## Job
Of the lines below, count those containing the word "this". Reply with the number alone.

(Items from a figure collection)
╔══

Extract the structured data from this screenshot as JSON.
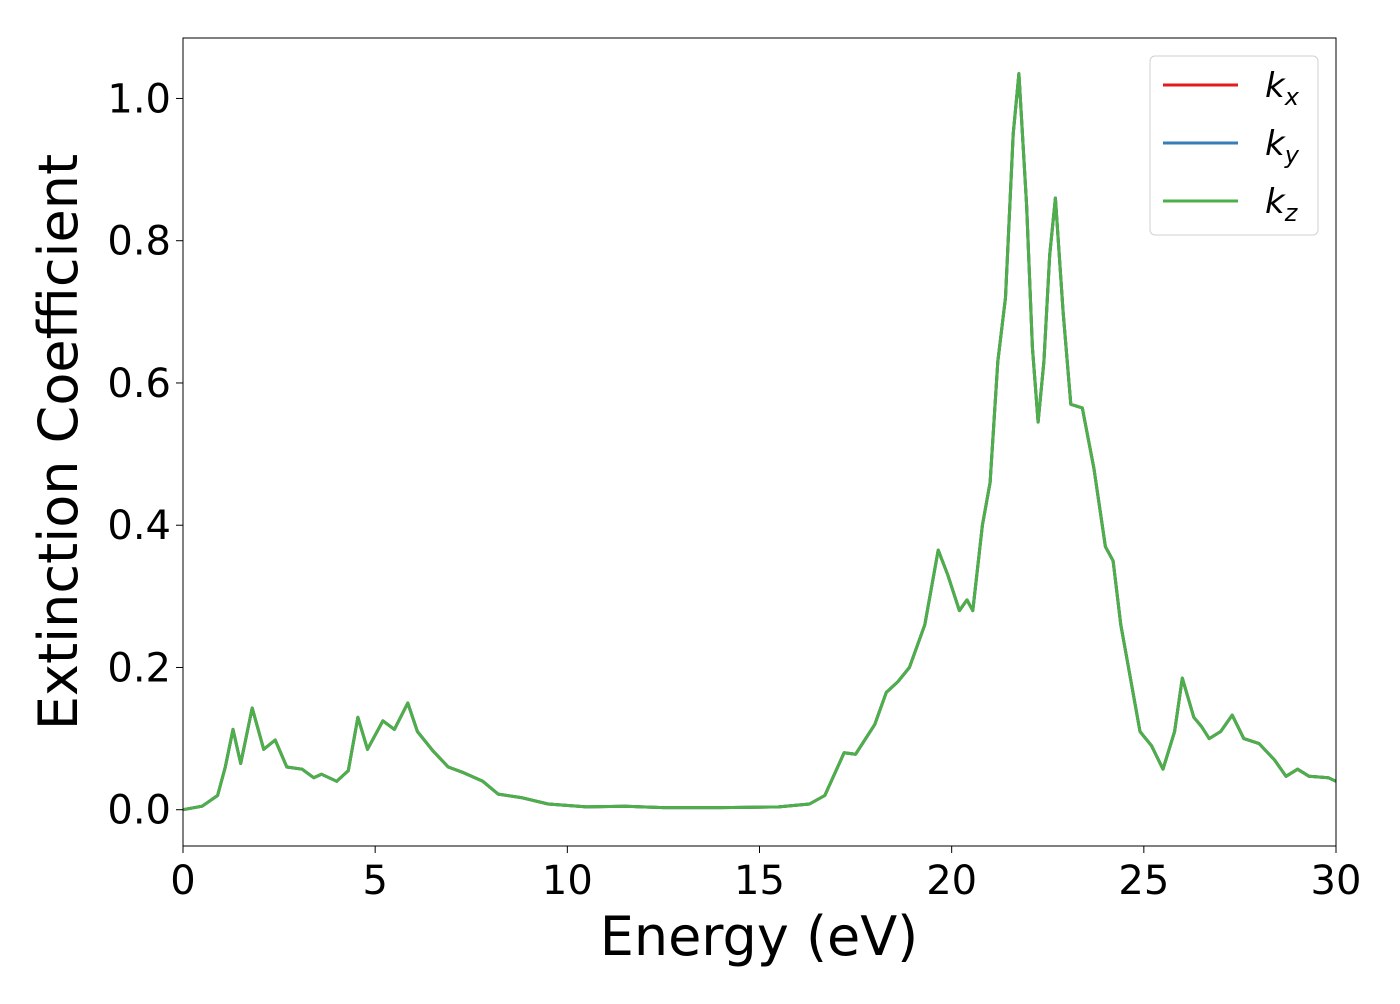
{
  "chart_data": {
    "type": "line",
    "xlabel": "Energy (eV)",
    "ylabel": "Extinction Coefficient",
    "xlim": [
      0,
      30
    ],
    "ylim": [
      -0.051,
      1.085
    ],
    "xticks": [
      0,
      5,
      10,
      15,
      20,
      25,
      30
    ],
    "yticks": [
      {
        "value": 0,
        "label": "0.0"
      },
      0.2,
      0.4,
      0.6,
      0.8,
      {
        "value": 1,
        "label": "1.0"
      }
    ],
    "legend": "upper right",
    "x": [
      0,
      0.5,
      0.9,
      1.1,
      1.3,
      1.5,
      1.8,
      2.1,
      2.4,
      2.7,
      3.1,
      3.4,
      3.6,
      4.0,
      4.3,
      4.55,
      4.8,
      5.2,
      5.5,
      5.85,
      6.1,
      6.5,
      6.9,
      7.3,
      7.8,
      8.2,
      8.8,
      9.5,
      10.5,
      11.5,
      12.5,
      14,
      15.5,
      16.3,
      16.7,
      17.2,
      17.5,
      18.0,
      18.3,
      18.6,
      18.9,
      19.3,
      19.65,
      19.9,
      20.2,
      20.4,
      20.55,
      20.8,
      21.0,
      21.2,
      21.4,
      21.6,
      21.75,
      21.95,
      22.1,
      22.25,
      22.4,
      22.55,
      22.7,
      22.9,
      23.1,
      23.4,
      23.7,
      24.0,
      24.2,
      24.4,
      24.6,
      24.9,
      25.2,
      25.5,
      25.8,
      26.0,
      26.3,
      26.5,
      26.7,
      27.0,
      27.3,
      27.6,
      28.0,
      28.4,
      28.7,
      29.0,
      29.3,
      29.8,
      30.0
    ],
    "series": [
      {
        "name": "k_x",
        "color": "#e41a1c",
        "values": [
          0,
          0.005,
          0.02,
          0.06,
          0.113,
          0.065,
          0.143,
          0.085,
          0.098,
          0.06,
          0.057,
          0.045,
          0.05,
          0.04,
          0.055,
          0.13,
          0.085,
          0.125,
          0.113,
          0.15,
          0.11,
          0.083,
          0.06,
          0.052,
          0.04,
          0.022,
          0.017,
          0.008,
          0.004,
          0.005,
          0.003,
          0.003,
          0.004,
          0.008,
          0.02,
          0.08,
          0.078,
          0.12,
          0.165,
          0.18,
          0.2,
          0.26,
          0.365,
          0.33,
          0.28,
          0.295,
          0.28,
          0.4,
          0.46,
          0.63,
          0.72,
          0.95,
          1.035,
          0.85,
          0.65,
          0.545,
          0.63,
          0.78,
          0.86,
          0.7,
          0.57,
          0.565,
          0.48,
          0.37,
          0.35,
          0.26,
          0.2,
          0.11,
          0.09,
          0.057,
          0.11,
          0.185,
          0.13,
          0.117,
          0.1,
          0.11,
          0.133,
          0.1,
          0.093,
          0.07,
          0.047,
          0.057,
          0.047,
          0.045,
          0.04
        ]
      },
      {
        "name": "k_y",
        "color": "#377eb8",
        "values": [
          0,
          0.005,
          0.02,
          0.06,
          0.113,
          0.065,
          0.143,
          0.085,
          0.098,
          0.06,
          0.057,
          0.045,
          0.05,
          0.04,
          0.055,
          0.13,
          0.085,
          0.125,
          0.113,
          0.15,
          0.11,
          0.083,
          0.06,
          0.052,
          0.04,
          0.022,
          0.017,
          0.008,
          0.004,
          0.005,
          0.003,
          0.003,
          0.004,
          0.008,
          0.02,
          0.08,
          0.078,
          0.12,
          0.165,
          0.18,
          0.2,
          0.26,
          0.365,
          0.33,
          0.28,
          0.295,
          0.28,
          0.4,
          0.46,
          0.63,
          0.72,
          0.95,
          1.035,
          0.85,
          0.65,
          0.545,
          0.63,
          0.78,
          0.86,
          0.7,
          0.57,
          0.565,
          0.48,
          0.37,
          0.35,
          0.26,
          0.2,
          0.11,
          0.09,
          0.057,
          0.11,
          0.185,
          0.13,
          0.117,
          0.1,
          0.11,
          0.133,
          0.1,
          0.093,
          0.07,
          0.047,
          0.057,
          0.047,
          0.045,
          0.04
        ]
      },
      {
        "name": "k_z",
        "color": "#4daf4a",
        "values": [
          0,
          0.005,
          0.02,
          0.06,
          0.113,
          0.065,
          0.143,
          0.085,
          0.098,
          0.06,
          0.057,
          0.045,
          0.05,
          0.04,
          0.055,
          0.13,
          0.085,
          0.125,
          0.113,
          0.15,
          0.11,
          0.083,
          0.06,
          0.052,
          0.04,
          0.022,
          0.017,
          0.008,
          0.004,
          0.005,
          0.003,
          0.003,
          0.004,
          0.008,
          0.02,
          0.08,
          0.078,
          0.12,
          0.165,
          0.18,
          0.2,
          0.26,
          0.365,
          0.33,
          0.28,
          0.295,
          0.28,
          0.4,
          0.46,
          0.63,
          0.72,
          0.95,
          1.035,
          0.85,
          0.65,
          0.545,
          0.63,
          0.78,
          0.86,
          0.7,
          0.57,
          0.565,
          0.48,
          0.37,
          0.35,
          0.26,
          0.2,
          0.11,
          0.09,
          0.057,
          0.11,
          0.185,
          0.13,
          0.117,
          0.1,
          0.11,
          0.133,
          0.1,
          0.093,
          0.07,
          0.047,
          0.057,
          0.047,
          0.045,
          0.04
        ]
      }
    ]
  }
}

╚══
╔══

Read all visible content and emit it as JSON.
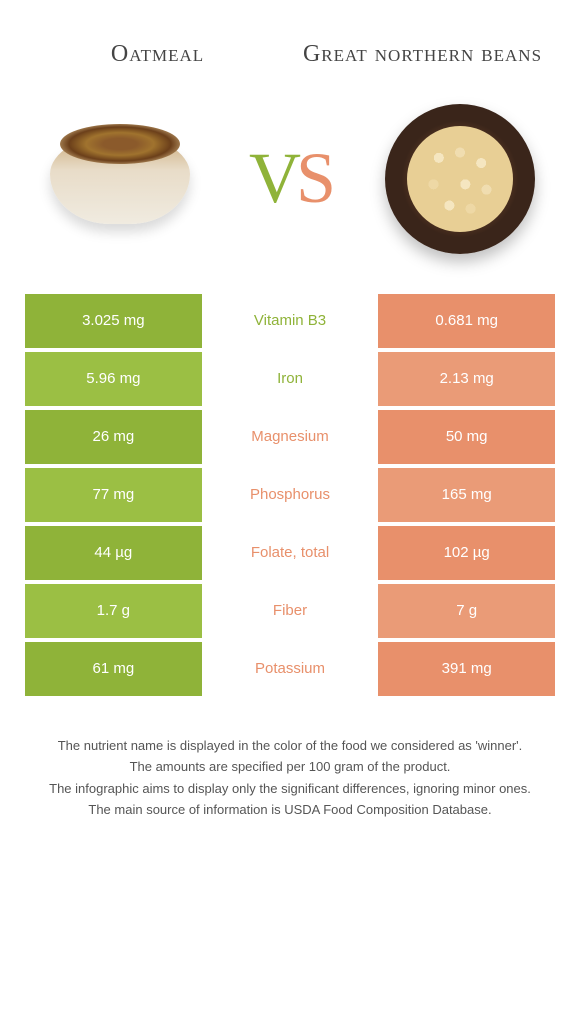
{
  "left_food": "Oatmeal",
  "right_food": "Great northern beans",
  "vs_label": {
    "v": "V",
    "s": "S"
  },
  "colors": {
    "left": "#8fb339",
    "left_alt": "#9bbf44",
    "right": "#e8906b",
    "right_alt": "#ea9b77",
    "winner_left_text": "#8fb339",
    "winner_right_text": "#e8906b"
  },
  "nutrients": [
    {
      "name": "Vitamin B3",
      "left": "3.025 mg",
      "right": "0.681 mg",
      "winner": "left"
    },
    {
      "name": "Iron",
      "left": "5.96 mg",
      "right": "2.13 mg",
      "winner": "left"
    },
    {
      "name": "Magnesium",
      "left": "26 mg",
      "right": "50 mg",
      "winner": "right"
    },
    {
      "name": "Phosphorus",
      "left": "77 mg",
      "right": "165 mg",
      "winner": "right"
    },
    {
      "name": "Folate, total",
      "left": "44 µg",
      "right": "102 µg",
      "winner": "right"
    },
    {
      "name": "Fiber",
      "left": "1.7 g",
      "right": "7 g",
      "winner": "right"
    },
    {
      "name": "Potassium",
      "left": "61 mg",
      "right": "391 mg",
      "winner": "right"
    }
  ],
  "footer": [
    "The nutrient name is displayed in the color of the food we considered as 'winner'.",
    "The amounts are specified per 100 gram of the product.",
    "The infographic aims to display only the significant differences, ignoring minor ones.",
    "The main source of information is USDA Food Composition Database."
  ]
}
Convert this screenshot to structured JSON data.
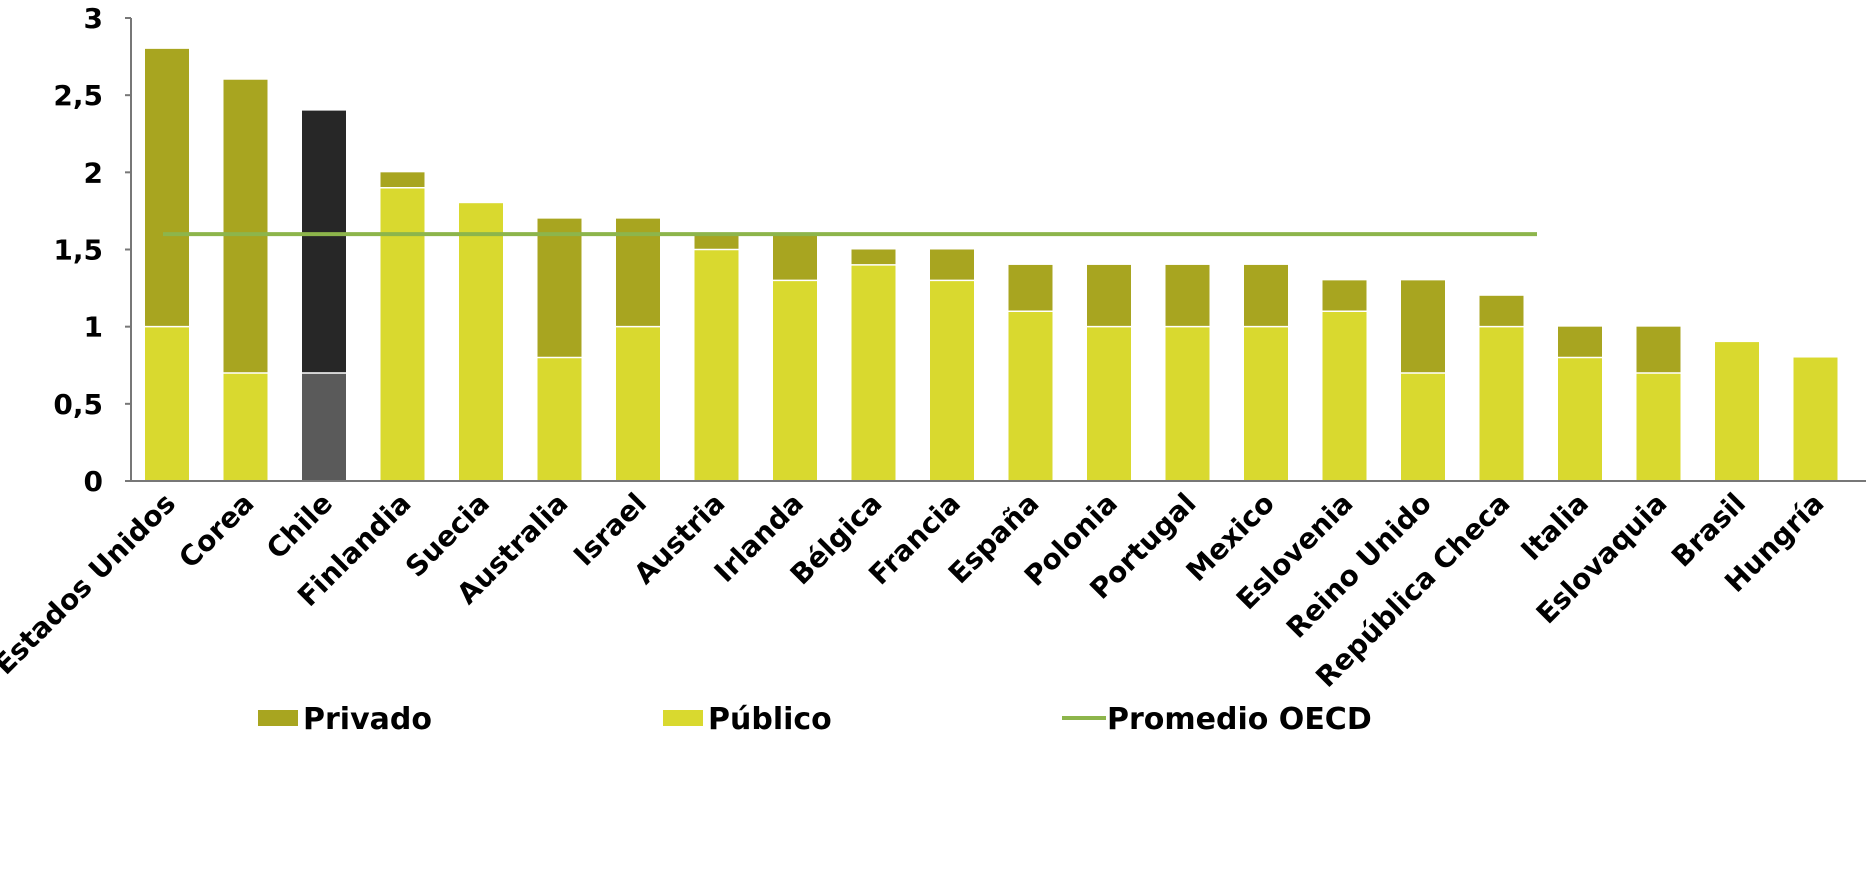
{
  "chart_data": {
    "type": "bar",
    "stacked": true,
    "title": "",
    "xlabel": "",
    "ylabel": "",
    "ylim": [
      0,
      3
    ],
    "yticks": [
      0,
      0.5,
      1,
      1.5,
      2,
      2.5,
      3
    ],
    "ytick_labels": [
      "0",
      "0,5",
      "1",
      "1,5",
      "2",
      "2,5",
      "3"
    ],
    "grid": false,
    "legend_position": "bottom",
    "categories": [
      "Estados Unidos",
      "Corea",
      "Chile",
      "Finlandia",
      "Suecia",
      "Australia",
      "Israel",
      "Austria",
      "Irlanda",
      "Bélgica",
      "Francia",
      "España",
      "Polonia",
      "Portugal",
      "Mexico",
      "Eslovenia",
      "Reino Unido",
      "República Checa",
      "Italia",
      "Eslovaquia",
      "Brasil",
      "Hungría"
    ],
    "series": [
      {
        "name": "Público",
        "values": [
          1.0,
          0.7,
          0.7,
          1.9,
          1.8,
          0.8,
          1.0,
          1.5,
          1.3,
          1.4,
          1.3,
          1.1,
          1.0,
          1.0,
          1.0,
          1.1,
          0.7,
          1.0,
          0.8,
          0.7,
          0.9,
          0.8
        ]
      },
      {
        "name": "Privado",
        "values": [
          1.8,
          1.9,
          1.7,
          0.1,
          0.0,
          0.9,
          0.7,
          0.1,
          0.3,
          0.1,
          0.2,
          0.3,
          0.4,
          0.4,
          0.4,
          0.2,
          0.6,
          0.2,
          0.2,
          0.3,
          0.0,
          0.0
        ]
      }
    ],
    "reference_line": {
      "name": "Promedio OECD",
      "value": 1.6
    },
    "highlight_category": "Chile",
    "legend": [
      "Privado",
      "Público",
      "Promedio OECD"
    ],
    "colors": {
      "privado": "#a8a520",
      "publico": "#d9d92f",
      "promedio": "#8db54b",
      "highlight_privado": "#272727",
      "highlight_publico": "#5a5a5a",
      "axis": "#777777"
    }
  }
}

╚══

## Solution
2